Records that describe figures
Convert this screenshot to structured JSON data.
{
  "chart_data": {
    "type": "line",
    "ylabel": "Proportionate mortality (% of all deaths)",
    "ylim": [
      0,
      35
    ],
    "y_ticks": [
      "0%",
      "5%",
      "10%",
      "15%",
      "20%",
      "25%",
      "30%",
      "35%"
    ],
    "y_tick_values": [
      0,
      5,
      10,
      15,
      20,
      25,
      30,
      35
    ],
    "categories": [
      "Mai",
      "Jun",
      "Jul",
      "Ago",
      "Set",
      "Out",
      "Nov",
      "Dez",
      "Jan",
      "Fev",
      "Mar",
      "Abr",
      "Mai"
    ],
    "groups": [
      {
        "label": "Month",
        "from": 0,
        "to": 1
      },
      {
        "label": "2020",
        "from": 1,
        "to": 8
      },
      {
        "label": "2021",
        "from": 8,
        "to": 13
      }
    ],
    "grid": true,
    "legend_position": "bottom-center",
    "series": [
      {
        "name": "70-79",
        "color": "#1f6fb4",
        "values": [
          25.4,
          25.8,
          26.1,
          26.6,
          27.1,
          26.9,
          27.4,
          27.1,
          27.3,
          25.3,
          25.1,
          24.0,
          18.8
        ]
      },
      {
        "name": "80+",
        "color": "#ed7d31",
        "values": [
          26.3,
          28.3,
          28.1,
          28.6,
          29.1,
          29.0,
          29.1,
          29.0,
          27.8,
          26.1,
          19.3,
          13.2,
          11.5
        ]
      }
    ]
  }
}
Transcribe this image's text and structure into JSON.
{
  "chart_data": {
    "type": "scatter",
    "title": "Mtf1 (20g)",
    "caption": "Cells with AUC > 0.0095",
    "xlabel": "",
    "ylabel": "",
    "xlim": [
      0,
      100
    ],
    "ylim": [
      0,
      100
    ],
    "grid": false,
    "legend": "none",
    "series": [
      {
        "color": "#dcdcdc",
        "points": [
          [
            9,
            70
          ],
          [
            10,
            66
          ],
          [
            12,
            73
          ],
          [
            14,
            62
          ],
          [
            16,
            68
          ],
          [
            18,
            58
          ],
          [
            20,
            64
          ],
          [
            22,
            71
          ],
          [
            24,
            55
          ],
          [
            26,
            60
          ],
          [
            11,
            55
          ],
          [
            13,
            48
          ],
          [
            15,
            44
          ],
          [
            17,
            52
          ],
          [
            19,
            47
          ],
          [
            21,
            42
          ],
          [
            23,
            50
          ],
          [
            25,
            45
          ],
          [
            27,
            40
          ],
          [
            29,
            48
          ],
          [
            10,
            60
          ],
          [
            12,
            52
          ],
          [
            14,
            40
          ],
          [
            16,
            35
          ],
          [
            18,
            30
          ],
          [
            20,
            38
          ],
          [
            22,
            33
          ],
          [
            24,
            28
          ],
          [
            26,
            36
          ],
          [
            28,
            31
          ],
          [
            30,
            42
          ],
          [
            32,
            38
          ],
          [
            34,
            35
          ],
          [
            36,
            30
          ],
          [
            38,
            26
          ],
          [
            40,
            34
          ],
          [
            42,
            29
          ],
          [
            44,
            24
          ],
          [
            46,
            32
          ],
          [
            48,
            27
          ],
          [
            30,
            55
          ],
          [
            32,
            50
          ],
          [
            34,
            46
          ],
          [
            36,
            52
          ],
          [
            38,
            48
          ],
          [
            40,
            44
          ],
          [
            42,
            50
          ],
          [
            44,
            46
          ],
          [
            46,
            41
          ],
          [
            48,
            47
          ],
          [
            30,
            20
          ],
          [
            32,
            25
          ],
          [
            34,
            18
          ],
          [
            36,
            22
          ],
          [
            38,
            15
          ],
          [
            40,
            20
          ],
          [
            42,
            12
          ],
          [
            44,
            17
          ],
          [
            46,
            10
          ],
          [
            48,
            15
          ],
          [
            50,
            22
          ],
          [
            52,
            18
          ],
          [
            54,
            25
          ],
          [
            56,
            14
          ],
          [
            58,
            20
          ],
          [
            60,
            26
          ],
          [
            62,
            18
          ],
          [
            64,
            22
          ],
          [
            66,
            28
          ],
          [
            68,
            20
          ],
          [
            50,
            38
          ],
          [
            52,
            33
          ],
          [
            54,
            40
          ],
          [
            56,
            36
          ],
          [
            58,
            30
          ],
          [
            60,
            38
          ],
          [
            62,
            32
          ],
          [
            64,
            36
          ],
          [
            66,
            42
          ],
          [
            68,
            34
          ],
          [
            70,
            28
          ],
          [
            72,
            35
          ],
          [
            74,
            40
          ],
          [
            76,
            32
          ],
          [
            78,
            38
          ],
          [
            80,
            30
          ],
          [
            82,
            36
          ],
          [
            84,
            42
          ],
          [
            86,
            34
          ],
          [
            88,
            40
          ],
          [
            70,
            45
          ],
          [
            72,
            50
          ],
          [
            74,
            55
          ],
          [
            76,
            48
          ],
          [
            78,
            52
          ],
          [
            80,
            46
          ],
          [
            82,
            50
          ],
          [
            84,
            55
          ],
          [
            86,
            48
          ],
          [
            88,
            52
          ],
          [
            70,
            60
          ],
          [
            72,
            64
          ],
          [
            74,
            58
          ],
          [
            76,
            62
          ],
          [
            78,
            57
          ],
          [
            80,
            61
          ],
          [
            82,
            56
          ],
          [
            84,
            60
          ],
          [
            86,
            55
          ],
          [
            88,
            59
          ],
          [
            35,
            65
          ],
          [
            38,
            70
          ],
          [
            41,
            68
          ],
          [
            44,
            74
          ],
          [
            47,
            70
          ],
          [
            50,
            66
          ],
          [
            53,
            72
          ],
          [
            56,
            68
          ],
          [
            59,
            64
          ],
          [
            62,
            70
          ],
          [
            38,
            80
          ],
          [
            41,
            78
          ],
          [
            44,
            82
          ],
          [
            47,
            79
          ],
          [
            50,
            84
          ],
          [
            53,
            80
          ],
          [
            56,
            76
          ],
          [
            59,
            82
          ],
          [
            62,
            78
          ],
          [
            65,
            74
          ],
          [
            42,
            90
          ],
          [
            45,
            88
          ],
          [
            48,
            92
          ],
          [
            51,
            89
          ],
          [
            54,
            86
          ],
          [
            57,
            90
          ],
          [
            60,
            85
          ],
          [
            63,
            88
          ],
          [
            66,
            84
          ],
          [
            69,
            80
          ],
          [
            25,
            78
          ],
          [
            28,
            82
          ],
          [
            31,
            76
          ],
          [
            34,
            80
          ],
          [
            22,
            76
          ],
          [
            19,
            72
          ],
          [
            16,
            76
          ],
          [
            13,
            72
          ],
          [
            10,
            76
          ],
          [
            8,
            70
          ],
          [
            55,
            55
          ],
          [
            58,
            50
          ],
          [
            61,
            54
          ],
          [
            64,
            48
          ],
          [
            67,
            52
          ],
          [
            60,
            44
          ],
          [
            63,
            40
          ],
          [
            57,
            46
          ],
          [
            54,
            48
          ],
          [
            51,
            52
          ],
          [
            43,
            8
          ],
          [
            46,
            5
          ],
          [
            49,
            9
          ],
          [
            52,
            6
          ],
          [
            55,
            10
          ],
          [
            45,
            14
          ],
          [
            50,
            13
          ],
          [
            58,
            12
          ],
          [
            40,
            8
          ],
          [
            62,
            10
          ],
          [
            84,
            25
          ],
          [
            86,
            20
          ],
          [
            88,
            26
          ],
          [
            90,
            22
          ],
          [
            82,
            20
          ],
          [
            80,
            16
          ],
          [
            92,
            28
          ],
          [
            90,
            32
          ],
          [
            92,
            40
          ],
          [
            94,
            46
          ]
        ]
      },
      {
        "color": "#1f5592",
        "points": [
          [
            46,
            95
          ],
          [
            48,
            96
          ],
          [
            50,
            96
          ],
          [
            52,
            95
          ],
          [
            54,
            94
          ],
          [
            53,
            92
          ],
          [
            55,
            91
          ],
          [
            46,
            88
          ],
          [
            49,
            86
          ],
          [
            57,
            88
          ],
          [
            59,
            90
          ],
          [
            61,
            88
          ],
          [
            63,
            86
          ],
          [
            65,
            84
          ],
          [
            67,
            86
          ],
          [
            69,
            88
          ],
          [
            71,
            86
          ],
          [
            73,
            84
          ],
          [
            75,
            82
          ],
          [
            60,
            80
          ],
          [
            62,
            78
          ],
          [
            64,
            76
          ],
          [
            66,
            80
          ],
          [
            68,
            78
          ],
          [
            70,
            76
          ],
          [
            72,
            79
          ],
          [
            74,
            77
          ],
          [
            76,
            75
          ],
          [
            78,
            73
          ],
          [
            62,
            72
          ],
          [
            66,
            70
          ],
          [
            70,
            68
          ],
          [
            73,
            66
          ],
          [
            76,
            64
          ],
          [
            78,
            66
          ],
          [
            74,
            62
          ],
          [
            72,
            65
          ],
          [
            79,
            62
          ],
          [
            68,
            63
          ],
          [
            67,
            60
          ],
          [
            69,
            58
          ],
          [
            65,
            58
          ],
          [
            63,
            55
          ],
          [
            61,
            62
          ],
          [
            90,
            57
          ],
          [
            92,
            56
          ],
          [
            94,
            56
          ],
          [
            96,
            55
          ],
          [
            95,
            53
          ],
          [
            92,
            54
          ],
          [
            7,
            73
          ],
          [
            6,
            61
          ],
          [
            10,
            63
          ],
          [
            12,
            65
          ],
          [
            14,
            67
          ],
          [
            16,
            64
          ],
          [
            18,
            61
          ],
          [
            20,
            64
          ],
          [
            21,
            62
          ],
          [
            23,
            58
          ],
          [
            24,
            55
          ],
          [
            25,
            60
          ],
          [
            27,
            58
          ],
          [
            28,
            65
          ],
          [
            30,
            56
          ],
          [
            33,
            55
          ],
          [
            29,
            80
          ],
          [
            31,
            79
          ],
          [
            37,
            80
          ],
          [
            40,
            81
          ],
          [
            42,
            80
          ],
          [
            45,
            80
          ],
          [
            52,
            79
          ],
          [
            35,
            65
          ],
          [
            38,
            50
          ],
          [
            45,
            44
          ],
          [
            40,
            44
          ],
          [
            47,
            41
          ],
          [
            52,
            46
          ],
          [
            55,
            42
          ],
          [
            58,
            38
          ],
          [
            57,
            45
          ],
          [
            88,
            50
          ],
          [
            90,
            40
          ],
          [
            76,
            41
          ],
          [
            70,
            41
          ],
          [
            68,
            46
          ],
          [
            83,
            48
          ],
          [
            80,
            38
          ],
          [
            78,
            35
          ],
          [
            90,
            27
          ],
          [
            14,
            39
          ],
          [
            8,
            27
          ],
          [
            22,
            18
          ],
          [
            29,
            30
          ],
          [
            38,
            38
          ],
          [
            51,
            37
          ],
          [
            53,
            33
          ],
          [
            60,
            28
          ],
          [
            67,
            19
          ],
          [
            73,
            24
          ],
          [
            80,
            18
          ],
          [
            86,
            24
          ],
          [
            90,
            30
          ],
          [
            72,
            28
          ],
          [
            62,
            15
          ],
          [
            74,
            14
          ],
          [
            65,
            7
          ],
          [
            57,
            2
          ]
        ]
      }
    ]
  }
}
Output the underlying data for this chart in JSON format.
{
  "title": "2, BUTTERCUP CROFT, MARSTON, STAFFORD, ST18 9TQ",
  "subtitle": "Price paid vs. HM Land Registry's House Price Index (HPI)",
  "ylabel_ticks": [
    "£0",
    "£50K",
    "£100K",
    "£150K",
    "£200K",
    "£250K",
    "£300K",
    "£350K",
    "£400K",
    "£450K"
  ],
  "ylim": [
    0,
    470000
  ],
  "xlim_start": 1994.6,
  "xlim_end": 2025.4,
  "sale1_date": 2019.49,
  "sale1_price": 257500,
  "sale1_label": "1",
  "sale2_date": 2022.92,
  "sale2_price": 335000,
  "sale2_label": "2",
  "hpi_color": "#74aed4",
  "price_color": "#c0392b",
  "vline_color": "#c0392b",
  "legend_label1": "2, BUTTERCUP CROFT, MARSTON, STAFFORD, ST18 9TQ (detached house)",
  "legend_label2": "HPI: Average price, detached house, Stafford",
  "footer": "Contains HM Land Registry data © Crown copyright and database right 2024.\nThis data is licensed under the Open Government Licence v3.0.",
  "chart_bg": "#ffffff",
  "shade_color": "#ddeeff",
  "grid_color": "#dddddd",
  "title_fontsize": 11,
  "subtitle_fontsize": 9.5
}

Do this: Lines in the records that hold the word "CROFT" are to be counted; give only the total.

Written answer: 2